[Records]
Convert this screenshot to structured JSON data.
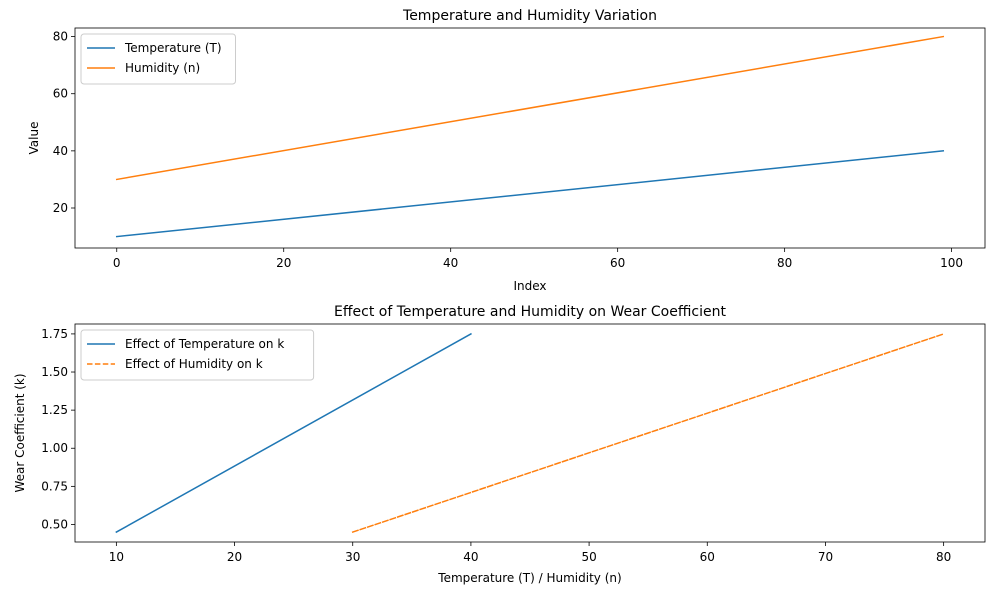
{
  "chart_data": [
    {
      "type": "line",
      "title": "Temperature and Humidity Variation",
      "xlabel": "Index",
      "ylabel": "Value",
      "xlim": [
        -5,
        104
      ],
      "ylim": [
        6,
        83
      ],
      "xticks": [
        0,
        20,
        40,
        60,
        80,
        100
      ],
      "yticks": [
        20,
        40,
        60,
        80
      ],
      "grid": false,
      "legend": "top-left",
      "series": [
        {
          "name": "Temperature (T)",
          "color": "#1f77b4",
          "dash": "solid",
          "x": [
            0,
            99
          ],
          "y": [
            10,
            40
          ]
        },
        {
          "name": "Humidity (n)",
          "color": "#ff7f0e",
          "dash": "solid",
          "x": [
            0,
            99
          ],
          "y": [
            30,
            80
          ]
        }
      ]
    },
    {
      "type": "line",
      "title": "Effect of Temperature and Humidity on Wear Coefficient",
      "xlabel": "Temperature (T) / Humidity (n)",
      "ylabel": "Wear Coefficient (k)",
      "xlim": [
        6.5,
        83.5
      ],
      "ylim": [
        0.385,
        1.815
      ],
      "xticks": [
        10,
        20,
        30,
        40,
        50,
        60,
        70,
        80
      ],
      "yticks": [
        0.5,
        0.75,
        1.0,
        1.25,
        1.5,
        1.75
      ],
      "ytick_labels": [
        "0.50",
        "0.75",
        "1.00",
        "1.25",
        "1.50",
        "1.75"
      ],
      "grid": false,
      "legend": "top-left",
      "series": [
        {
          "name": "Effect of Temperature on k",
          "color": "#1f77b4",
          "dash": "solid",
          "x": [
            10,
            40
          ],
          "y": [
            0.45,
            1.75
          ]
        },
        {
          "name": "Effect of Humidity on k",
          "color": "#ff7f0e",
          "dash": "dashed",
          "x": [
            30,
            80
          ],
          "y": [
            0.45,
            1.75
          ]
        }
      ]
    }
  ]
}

--

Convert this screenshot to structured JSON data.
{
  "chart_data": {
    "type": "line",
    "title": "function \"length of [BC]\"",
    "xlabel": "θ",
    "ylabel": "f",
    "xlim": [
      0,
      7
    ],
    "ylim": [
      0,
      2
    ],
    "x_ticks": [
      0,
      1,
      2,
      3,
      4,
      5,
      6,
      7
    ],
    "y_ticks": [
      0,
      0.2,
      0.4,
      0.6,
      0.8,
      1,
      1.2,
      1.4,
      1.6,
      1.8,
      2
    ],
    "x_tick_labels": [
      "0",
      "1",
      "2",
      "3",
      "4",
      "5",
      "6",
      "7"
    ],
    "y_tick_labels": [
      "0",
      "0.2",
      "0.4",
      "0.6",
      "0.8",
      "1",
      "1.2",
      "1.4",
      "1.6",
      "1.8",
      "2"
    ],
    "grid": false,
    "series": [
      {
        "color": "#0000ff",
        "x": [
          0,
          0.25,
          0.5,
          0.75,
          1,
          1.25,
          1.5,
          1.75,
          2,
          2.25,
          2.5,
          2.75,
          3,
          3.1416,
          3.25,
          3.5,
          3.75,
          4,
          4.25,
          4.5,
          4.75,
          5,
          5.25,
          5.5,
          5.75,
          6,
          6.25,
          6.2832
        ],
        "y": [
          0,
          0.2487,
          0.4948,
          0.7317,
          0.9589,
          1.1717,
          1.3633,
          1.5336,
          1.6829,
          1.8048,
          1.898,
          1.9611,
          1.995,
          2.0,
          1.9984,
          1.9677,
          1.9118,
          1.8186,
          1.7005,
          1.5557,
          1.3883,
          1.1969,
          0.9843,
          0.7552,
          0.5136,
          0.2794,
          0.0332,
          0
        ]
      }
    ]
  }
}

== TASK BRIEF ==
Which lines above hold the word "Effect"? Copy each of them.

== THE RESPONSE ==
      "title": "Effect of Temperature and Humidity on Wear Coefficient",
          "name": "Effect of Temperature on k",
          "name": "Effect of Humidity on k",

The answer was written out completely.